Objective
Every line containing the word "Customizable" needs to be found and copied.

########################################

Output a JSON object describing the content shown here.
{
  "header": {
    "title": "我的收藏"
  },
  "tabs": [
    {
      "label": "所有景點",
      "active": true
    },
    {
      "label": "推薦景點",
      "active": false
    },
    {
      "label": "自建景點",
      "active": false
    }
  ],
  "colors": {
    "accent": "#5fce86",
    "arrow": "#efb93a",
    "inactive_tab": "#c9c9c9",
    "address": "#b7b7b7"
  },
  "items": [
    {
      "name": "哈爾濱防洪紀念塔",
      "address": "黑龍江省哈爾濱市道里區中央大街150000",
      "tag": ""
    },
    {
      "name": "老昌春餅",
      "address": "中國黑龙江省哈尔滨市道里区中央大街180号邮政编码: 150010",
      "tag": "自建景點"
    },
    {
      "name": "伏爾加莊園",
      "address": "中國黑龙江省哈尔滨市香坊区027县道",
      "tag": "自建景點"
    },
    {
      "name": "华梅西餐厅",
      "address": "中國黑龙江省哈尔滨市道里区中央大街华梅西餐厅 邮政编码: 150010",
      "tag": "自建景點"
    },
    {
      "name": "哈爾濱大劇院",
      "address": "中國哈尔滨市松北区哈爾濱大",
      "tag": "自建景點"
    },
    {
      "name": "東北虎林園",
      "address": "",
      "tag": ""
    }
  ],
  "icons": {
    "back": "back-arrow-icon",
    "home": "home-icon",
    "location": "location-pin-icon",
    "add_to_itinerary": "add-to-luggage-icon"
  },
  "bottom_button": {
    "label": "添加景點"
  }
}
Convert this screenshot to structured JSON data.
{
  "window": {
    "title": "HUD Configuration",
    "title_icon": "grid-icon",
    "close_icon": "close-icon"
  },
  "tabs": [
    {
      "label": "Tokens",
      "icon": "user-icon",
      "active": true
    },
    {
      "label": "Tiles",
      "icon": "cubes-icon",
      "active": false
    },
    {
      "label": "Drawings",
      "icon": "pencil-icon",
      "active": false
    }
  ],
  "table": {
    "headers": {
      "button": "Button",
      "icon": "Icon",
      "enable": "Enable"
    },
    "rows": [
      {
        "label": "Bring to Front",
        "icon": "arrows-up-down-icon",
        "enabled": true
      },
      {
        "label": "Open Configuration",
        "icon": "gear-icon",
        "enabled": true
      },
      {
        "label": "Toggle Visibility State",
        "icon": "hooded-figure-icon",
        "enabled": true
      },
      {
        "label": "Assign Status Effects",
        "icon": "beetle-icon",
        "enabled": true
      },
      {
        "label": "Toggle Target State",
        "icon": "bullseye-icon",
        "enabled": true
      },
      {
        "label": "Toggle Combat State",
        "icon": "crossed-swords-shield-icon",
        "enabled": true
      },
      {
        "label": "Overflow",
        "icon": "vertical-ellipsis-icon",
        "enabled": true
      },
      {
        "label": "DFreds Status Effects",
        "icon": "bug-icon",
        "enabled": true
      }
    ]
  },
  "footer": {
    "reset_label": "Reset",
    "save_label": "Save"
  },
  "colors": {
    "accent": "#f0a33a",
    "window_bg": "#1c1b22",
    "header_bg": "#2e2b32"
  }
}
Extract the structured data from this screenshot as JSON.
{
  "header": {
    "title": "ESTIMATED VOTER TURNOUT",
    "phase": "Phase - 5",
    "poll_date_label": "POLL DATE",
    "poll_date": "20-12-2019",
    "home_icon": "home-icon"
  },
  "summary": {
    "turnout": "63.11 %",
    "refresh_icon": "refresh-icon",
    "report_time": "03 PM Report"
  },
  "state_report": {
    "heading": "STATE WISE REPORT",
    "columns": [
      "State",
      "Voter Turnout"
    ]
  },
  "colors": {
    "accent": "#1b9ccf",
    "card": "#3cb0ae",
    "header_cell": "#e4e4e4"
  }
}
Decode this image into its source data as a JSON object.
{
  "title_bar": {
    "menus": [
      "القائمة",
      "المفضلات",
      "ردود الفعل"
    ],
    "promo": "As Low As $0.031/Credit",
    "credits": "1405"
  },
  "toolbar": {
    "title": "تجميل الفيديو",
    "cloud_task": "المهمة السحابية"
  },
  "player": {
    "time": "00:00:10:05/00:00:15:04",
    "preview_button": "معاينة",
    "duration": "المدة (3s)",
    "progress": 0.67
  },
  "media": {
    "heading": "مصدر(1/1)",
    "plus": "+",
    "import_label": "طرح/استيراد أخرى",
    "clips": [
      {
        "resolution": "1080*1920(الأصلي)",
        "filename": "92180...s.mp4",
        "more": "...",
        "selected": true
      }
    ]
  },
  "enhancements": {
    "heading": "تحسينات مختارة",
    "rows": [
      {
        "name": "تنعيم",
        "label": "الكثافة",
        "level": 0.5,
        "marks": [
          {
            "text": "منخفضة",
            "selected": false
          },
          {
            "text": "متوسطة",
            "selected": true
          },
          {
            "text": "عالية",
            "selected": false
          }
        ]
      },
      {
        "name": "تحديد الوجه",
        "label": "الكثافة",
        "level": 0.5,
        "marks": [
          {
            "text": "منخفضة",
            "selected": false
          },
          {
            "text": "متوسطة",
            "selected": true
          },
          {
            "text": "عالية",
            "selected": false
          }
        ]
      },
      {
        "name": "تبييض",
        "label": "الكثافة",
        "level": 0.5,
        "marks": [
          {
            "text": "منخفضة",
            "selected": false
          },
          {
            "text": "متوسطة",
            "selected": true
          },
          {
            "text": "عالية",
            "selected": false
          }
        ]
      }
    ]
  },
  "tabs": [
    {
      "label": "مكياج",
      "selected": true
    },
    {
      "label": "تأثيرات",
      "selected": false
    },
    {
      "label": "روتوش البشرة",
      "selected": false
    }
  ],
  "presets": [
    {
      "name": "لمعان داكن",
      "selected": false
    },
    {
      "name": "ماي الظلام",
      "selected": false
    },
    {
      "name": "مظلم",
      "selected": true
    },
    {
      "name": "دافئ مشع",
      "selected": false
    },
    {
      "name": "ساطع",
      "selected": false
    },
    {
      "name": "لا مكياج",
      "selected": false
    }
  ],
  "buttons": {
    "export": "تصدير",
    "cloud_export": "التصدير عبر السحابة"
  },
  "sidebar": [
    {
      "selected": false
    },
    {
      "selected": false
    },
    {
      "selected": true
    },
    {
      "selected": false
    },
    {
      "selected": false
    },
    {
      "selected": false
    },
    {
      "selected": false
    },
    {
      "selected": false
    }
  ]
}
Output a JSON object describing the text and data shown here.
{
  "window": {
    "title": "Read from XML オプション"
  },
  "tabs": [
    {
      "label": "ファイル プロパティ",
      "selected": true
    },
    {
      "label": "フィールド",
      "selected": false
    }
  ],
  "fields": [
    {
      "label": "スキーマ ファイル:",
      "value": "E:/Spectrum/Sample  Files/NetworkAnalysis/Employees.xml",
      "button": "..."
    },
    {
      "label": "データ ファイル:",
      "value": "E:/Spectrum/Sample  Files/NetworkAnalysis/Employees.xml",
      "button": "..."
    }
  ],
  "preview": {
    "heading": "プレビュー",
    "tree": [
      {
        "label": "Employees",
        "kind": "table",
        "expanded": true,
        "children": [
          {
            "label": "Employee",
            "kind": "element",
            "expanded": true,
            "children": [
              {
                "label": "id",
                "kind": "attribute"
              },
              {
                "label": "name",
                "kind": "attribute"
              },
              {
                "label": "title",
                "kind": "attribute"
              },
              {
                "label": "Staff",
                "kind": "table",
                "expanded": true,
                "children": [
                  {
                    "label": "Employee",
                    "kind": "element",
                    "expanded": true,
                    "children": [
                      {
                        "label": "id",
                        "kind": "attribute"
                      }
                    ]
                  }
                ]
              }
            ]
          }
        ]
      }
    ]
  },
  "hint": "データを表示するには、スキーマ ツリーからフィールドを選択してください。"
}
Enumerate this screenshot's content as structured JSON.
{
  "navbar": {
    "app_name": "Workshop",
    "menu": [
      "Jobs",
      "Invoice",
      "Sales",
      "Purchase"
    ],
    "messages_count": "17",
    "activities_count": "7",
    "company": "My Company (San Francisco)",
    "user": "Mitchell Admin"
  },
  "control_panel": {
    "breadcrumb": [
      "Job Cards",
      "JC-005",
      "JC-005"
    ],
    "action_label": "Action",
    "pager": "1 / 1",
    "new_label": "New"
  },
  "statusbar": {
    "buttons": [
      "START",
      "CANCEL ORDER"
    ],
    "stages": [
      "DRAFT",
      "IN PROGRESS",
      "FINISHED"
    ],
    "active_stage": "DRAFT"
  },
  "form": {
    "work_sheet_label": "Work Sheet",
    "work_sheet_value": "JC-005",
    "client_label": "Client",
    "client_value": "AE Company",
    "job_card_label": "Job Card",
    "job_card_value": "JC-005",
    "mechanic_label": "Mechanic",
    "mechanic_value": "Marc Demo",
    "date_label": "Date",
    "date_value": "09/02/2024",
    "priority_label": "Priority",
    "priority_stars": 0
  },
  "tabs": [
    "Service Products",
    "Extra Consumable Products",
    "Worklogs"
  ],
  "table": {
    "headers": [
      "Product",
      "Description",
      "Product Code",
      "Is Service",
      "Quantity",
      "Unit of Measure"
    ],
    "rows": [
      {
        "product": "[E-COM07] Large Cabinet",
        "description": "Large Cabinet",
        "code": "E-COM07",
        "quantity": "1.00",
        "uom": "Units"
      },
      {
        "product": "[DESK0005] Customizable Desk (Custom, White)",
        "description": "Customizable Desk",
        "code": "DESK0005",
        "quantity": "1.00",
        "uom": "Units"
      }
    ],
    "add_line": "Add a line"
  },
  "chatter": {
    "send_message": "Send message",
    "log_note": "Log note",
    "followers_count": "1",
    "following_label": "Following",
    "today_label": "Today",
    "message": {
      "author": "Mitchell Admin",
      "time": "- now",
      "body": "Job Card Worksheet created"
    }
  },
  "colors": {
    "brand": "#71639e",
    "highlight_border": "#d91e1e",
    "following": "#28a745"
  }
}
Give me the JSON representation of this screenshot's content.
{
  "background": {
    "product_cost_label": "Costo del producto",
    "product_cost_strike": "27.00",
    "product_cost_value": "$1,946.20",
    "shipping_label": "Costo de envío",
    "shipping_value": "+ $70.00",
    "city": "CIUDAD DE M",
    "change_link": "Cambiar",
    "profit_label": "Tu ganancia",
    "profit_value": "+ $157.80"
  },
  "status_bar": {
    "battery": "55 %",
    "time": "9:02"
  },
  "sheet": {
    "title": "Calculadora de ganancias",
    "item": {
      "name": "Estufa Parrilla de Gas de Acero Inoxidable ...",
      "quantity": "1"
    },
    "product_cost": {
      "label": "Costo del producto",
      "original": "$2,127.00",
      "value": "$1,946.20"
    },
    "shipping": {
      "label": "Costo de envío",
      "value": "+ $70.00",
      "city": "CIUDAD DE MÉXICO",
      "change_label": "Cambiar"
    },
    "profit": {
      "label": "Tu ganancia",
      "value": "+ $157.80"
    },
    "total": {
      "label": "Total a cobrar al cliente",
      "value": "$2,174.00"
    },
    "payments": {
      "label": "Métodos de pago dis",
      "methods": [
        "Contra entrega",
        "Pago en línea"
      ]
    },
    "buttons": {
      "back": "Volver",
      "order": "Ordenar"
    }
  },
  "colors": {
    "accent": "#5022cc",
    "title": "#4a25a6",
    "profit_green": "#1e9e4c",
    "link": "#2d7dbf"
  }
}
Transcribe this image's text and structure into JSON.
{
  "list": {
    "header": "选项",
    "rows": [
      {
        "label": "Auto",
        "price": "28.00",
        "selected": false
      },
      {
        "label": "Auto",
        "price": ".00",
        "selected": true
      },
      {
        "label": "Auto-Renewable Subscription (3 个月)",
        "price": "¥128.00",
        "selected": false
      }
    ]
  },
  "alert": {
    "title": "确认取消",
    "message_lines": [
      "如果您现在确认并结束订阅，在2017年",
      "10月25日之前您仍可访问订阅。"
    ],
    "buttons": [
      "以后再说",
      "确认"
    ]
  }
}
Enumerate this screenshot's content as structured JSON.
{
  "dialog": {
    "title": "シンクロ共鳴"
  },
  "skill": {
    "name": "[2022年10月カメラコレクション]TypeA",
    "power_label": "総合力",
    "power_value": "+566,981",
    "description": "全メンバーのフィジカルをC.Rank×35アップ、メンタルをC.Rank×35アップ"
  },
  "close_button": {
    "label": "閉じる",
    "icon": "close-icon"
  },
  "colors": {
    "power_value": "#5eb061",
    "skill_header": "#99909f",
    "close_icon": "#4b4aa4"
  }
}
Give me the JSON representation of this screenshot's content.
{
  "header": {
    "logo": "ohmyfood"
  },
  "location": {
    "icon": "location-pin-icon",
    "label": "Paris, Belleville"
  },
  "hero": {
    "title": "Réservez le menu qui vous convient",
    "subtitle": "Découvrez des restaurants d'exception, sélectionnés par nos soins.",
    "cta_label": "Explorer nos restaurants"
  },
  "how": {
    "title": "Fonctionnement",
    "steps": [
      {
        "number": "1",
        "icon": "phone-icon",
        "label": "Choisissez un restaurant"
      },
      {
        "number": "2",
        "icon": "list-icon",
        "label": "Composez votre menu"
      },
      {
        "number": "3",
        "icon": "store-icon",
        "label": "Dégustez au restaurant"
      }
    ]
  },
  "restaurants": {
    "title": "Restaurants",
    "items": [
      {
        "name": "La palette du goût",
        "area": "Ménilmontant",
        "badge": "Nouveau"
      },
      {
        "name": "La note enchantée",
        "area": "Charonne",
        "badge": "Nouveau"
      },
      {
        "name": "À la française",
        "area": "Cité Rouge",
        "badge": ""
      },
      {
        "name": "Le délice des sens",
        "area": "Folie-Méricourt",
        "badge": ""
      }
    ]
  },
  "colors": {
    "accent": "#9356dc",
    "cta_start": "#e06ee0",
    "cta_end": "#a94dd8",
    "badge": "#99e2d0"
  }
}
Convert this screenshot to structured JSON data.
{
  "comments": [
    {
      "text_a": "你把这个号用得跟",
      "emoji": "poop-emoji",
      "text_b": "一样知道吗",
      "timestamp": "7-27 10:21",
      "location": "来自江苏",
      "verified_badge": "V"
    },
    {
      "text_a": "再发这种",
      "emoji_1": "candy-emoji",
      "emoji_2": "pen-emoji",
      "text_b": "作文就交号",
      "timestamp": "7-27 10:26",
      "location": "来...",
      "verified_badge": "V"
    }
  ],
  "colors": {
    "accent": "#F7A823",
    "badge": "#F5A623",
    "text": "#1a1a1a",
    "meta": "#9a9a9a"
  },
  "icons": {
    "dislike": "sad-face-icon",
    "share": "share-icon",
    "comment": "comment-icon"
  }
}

########################################

Task response
        "product": "[DESK0005] Customizable Desk (Custom, White)",
        "description": "Customizable Desk",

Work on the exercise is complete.